# Start of DATA RECORDS
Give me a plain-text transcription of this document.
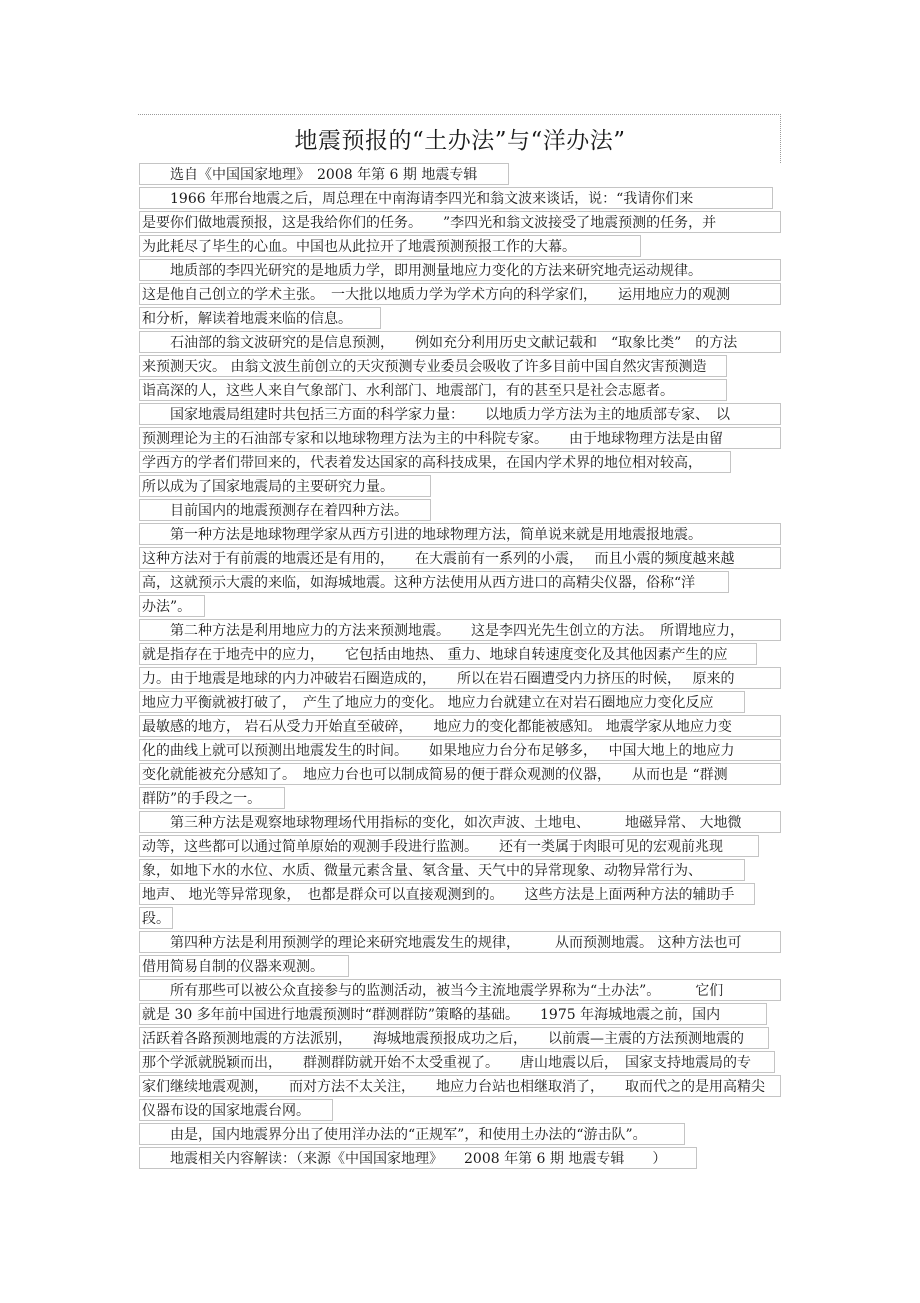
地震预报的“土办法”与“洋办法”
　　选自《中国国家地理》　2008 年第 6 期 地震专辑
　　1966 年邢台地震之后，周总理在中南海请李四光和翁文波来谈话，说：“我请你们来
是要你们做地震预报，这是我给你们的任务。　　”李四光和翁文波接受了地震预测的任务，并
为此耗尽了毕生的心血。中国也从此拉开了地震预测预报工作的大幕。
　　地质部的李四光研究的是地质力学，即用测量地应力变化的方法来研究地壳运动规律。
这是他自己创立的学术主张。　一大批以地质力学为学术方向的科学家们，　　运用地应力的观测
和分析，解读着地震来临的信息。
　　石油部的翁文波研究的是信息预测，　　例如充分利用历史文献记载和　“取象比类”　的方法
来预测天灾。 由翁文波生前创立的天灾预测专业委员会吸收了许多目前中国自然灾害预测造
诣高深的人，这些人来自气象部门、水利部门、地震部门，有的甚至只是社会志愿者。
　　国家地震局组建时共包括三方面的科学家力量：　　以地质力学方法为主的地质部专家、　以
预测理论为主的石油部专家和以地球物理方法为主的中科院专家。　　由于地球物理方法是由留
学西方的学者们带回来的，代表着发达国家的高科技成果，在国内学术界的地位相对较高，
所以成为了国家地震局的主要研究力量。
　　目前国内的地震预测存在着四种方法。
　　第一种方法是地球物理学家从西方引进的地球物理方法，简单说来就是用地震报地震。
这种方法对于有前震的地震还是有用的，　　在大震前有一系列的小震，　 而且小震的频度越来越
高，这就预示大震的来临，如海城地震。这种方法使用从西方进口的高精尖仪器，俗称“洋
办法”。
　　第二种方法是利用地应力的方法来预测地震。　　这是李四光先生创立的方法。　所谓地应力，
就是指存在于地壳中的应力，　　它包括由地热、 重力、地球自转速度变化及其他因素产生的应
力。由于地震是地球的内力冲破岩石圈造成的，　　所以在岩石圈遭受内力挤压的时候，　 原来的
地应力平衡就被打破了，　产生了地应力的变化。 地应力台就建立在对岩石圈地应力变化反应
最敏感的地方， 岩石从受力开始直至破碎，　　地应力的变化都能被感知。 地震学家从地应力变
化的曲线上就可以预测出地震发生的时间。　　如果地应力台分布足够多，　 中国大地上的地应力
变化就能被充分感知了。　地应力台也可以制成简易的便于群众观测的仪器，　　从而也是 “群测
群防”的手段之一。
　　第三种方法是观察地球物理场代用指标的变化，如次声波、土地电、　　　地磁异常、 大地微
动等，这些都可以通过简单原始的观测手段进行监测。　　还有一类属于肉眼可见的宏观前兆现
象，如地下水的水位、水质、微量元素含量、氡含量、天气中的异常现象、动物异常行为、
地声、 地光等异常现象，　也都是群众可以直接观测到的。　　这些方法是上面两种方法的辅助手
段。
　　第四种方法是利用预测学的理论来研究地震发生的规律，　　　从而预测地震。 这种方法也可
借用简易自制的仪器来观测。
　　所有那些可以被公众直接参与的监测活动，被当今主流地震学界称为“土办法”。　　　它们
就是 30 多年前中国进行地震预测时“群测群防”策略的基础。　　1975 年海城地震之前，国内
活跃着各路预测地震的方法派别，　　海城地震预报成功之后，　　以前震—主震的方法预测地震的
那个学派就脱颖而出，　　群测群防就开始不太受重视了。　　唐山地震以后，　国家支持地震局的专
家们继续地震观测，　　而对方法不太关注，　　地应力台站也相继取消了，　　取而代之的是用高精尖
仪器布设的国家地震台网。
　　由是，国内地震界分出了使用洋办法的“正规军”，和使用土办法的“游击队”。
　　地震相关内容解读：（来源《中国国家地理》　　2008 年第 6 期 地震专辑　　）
# End of DATA RECORDS
# Start of DATA RECORDS
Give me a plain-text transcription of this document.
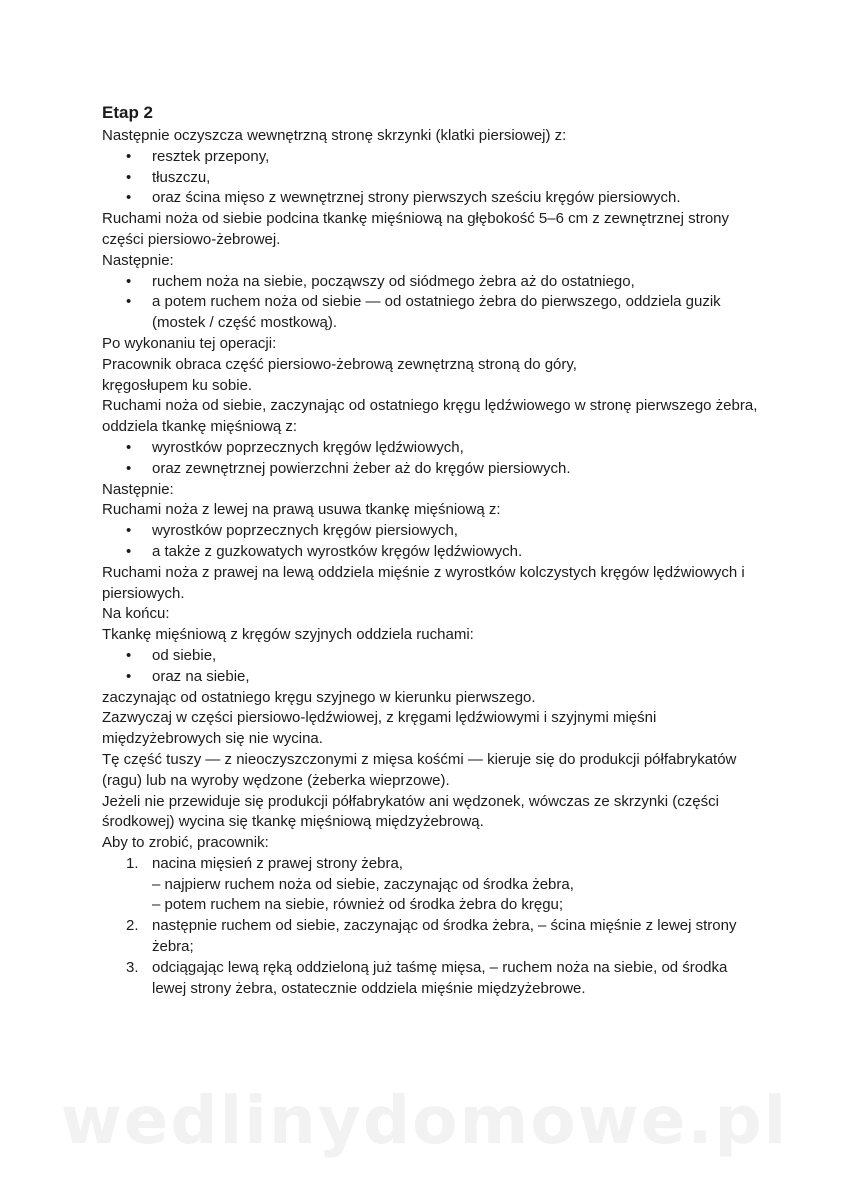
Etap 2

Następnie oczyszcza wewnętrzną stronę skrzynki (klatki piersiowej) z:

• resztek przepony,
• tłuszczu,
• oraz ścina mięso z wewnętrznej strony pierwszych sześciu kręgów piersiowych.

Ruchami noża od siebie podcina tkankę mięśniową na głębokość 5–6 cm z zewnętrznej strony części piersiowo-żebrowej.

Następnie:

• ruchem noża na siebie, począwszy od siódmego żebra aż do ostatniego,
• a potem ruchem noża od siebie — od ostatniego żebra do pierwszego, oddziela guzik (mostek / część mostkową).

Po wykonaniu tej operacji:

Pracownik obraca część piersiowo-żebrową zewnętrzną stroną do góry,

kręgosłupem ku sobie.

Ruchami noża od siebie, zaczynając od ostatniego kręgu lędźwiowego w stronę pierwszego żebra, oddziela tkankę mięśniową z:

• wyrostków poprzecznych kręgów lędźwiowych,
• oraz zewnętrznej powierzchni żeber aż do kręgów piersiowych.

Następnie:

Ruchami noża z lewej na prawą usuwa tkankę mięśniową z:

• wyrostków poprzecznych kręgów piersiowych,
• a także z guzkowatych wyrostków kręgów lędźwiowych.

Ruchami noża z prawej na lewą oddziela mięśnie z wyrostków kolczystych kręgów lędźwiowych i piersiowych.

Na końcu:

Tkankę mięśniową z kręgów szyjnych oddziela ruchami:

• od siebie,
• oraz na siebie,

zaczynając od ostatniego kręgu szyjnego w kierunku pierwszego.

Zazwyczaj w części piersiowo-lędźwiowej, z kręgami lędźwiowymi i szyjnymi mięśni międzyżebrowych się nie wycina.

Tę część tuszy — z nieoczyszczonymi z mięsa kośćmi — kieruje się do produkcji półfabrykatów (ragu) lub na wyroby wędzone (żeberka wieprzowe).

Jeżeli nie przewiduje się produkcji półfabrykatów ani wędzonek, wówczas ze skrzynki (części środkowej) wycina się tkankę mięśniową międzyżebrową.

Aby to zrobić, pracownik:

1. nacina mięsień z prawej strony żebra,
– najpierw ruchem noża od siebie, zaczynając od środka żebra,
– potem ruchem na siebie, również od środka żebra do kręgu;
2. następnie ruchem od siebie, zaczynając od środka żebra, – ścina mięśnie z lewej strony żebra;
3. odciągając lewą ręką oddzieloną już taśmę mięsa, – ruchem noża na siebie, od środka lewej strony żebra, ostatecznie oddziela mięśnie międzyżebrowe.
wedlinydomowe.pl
# End of DATA RECORDS
# Start of DATA RECORDS
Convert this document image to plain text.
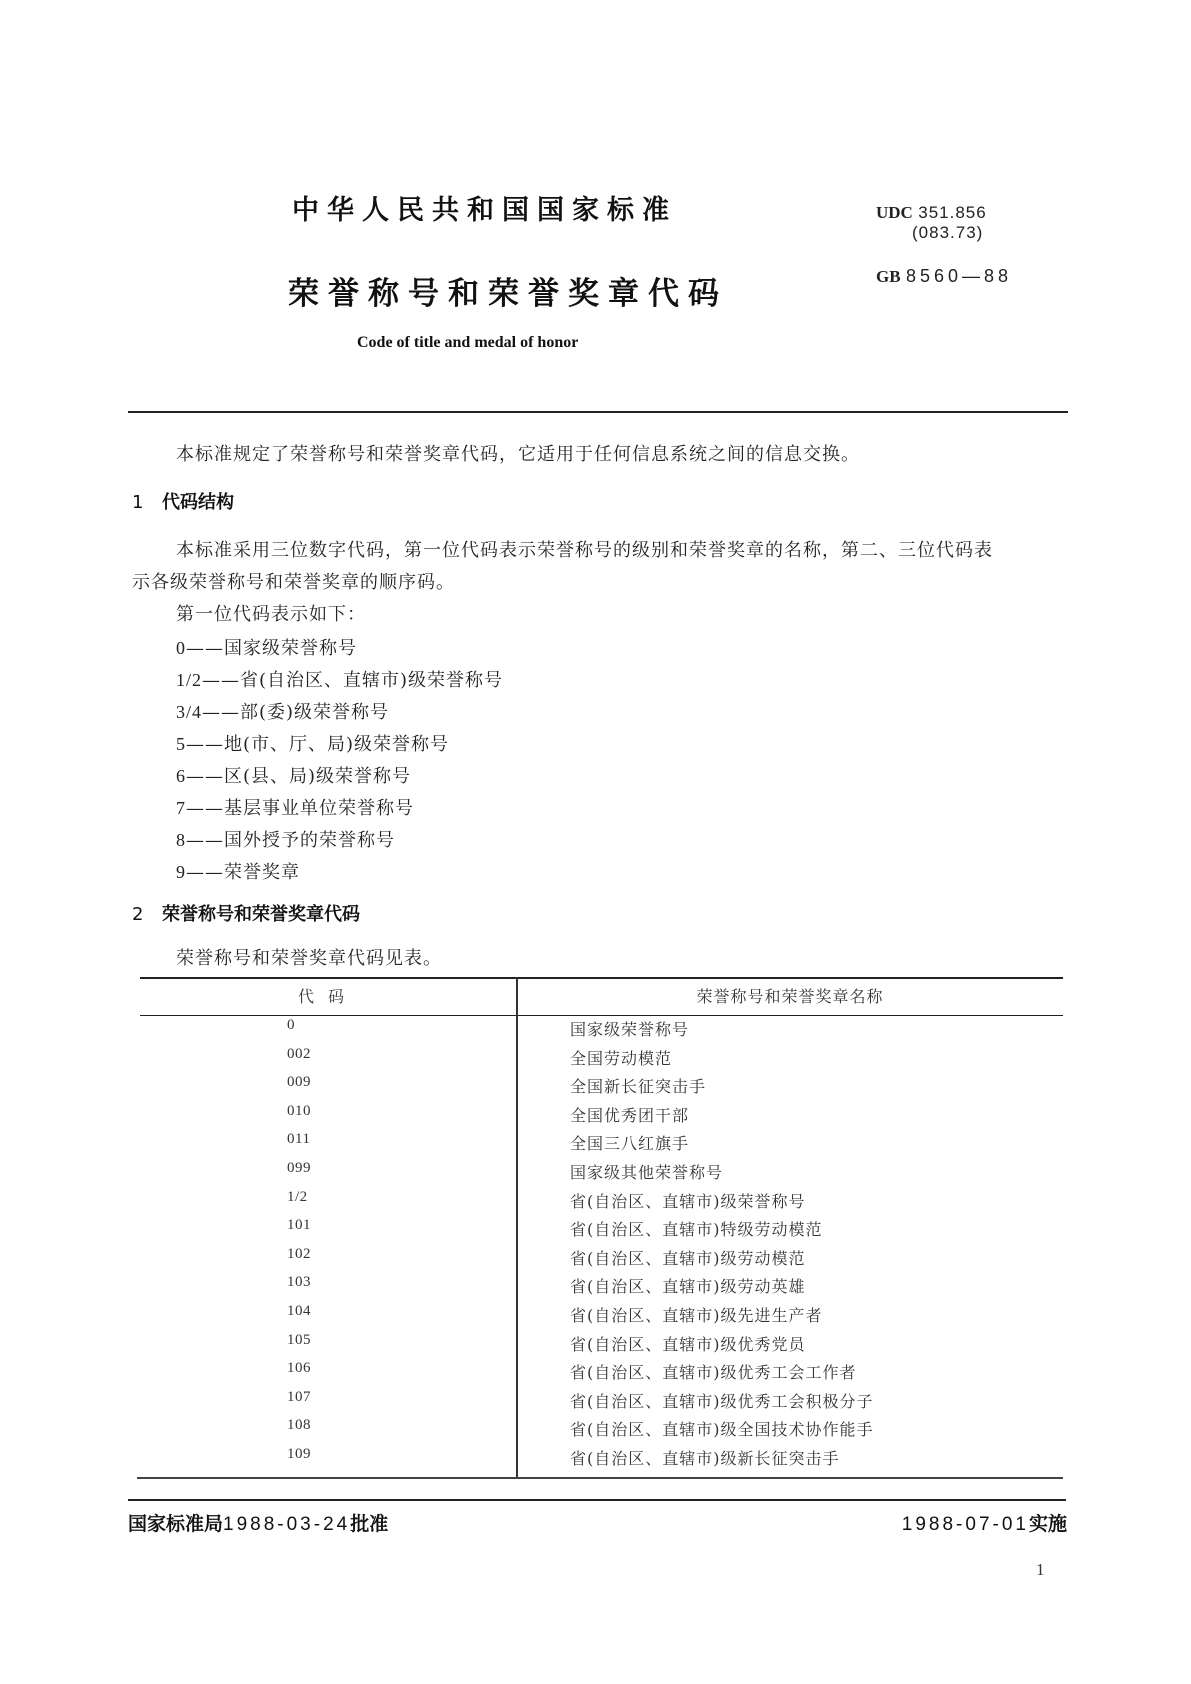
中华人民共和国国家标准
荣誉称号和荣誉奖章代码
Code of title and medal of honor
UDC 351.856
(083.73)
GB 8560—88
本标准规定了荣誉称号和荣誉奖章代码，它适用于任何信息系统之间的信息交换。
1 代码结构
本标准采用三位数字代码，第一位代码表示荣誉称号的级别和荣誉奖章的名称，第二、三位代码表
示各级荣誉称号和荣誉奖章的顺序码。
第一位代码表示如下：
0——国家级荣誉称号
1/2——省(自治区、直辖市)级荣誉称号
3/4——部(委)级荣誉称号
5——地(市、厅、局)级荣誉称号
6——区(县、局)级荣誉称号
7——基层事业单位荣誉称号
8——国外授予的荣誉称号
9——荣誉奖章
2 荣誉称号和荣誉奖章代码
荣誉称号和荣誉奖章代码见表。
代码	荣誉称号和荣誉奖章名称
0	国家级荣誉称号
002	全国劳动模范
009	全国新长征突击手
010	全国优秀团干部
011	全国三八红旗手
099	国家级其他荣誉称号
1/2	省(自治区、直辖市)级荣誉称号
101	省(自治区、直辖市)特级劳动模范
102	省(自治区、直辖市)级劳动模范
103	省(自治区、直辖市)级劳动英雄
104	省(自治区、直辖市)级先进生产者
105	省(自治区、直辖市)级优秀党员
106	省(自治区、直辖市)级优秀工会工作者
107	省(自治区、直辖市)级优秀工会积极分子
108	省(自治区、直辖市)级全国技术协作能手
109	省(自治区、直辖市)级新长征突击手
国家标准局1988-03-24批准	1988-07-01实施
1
# End of DATA RECORDS
Show the lines of the records that include the string "noża".

#### [TASK RESULT]
Ruchami noża od siebie podcina tkankę mięśniową na głębokość 5–6 cm z zewnętrznej strony części piersiowo-żebrowej.
• ruchem noża na siebie, począwszy od siódmego żebra aż do ostatniego,
• a potem ruchem noża od siebie — od ostatniego żebra do pierwszego, oddziela guzik (mostek / część mostkową).
Ruchami noża od siebie, zaczynając od ostatniego kręgu lędźwiowego w stronę pierwszego żebra, oddziela tkankę mięśniową z:
Ruchami noża z lewej na prawą usuwa tkankę mięśniową z:
Ruchami noża z prawej na lewą oddziela mięśnie z wyrostków kolczystych kręgów lędźwiowych i piersiowych.
– najpierw ruchem noża od siebie, zaczynając od środka żebra,
3. odciągając lewą ręką oddzieloną już taśmę mięsa, – ruchem noża na siebie, od środka lewej strony żebra, ostatecznie oddziela mięśnie międzyżebrowe.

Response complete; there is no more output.